▸ **Exercise aim**: Pull out the passage of the journal entry on searching and indexing between "3. Describe any" and "in their answers.", inclusive, copying it word for word.

▸ **Excerpt to read**:
JA8. Searching and Indexing¶
Statement¶
The Learning Journal is a tool for self-reflection on the learning process. In addition to completing directed tasks, you should use the Learning Journal to document your activities, record problems you may have encountered and to draft answers for Discussion Forums and Assignments.
Your learning journal entry must be a reflective statement that considers the following questions¶
1. Describe what you did. This does not mean that you copy and paste from what you have posted or the assignments you have prepared. You need to describe what you did and how you did it¶
This was the final week of this course, we learned about searching and indexing. I started the week on Sunday by reading chapter 9 of the Shaffer’s book, but that took me long time; I consumed a few hours on Monday to reading chapter 10, then I did the discussion forum and I’m doing the journal now. Since this week is the last week of the course, I tried the review quiz as well and it is not easy; I have to retry it again before the final exam on Saturday.
2. Describe your reactions to what you did¶
The searching problem is interesting, and the indexing is even more; however, they present a difficult issues where people have been trying solutions for decades. I do feel comfortable implementing these solutions from scratch, but I have different feeling when I’m doing database queries or searches.
3. Describe any feedback you received or any specific interactions you had. Discuss how they were helpful¶
There was no written assignment this week, and the journal feedback was good; but I noticed the Zipf distribution question in the forum go to mathematics, rather than computer science. I think students should thought more about data structures and algorithms, rather than mathematics in their answers.
4. Describe your feelings and attitudes¶
The searching is one of most important and difficult problems in computer science; indexing is a solution to the searching problem on big on-disk data sets. With every week, I feel more confident in my understanding about databases; although, the course is meant for databases, but we don’t face data structures on daily basis; but we use databases every day, so everything I learn just takes me to database realm.

▸ **Information provided**:
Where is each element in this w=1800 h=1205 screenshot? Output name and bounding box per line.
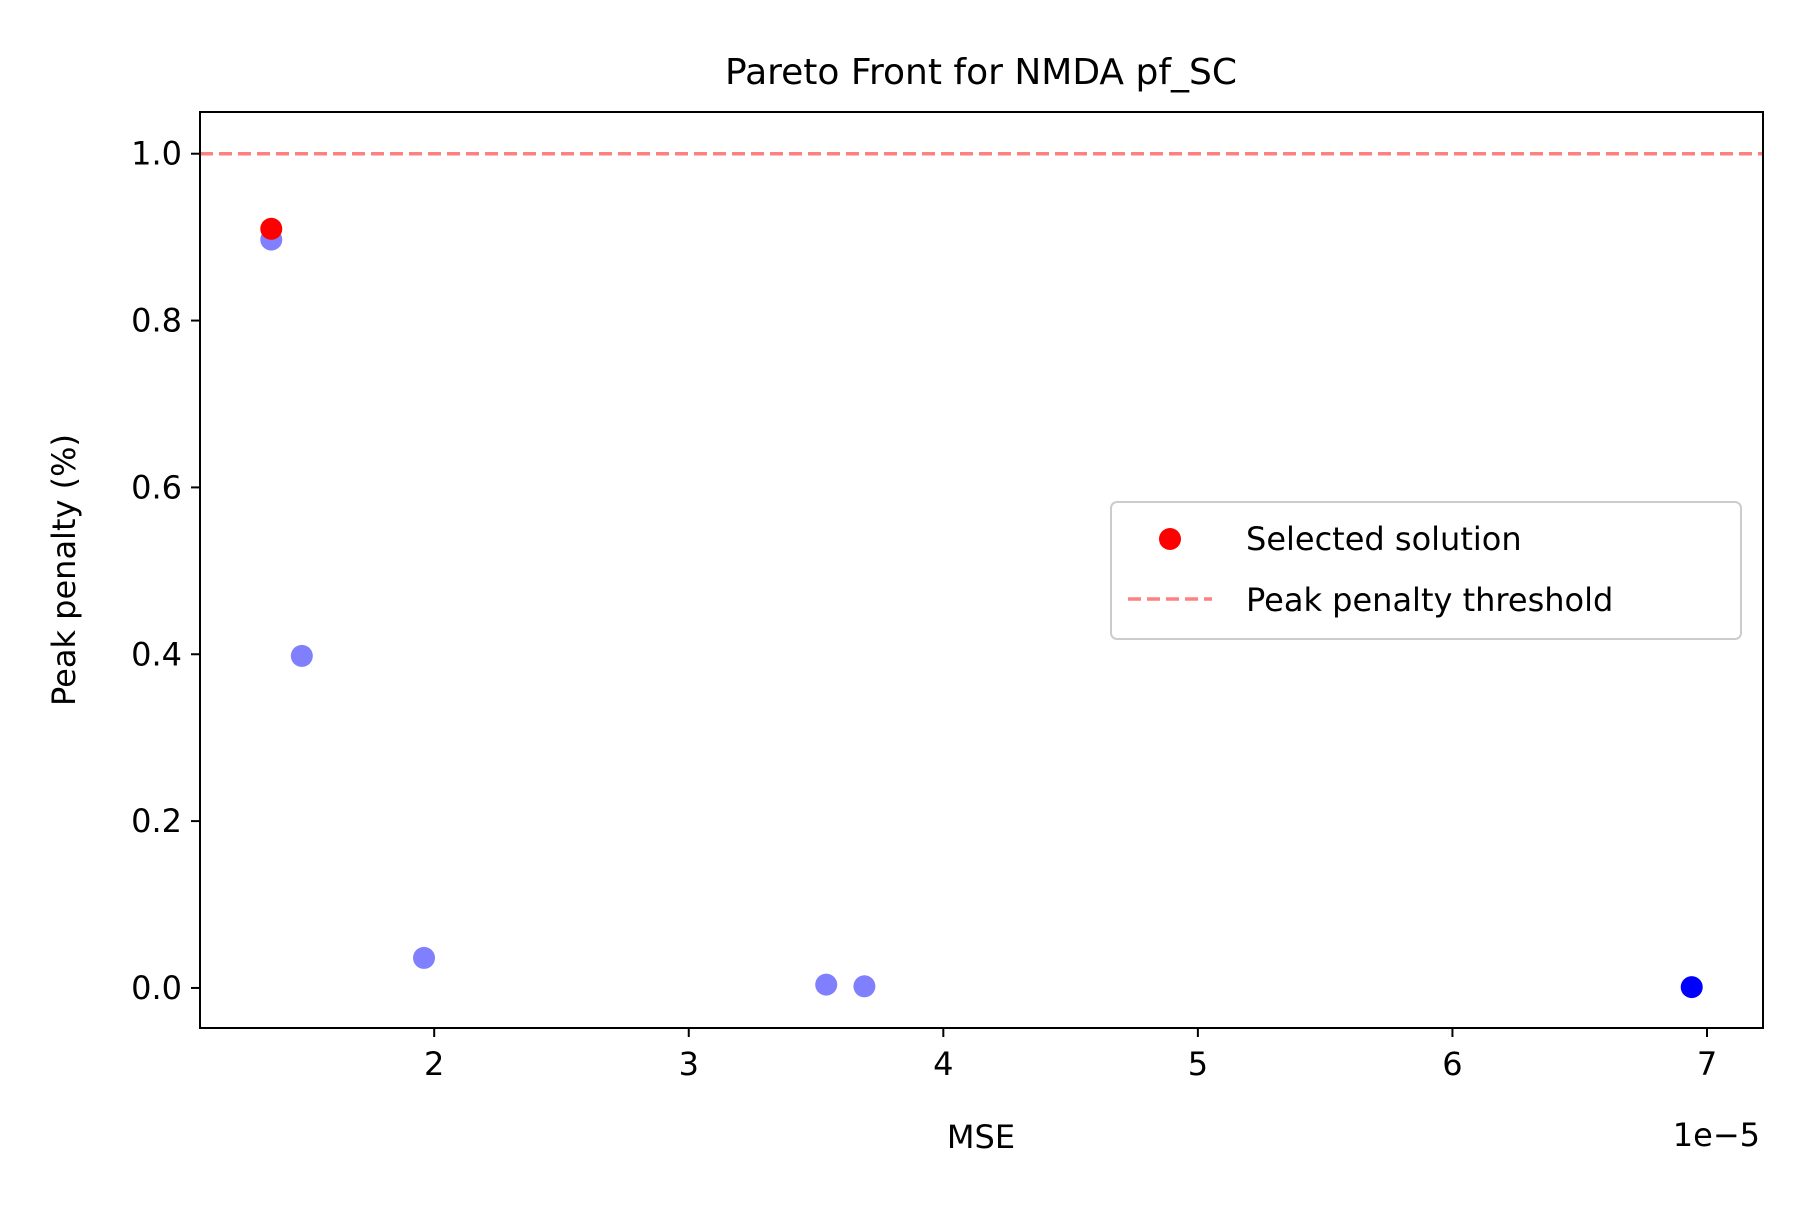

▸ **Response for this exercise**:
3. Describe any feedback you received or any specific interactions you had. Discuss how they were helpful¶
There was no written assignment this week, and the journal feedback was good; but I noticed the Zipf distribution question in the forum go to mathematics, rather than computer science. I think students should thought more about data structures and algorithms, rather than mathematics in their answers.